## [WHAT IS REQUIRED]
Repeat, exactly and in full, the lines of the listing below, but without any pictures.

## [Items from a dataset]
◆ ◆ ◆

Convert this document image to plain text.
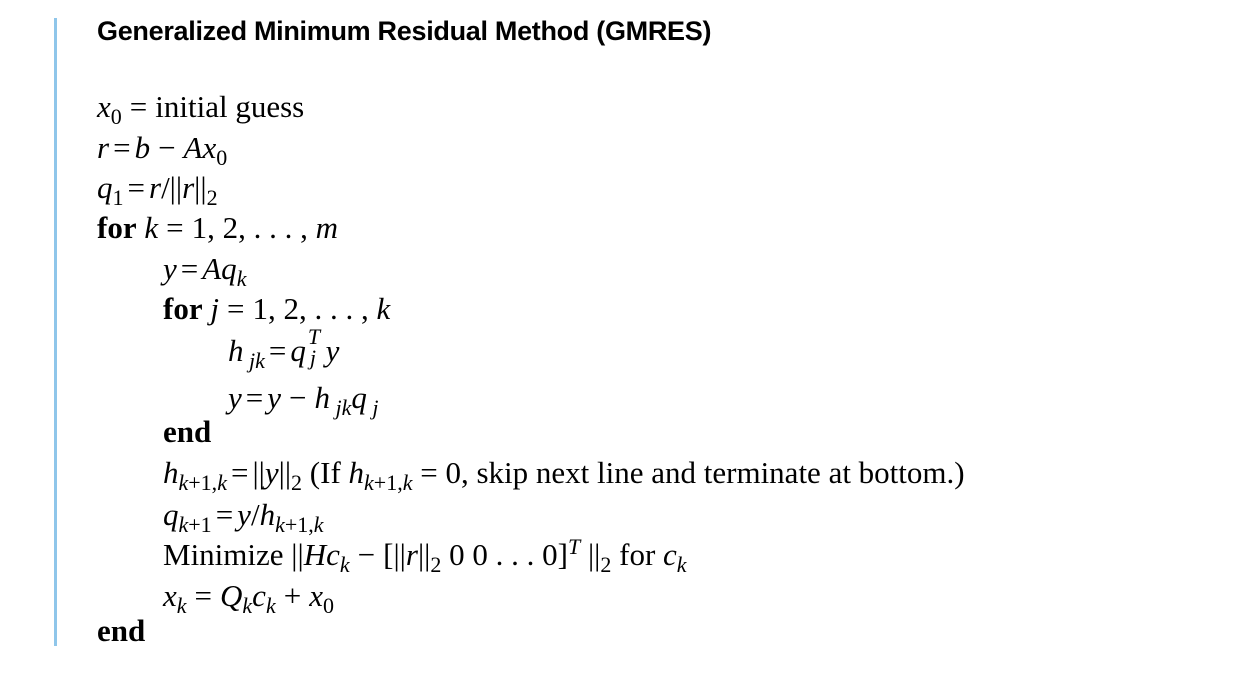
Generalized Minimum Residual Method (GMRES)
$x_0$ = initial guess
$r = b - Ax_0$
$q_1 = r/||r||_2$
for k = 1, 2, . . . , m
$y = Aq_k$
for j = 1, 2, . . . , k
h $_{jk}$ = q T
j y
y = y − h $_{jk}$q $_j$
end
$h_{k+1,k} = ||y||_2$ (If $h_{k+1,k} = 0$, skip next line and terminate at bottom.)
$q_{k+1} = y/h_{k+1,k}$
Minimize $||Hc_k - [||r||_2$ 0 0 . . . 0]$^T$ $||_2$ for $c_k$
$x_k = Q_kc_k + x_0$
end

◆ ◆ ◆

## [RIGHT ANSWER]
Convert this document image to plain text.
Generalized Minimum Residual Method (GMRES)
$x_0$ = initial guess
$r = b - Ax_0$
$q_1 = r/||r||_2$
for k = 1, 2, . . . , m
$y = Aq_k$
for j = 1, 2, . . . , k
h $_{jk}$ = q T
j y
y = y − h $_{jk}$q $_j$
end
$h_{k+1,k} = ||y||_2$ (If $h_{k+1,k} = 0$, skip next line and terminate at bottom.)
$q_{k+1} = y/h_{k+1,k}$
Minimize $||Hc_k - [||r||_2$ 0 0 . . . 0]$^T$ $||_2$ for $c_k$
$x_k = Q_kc_k + x_0$
end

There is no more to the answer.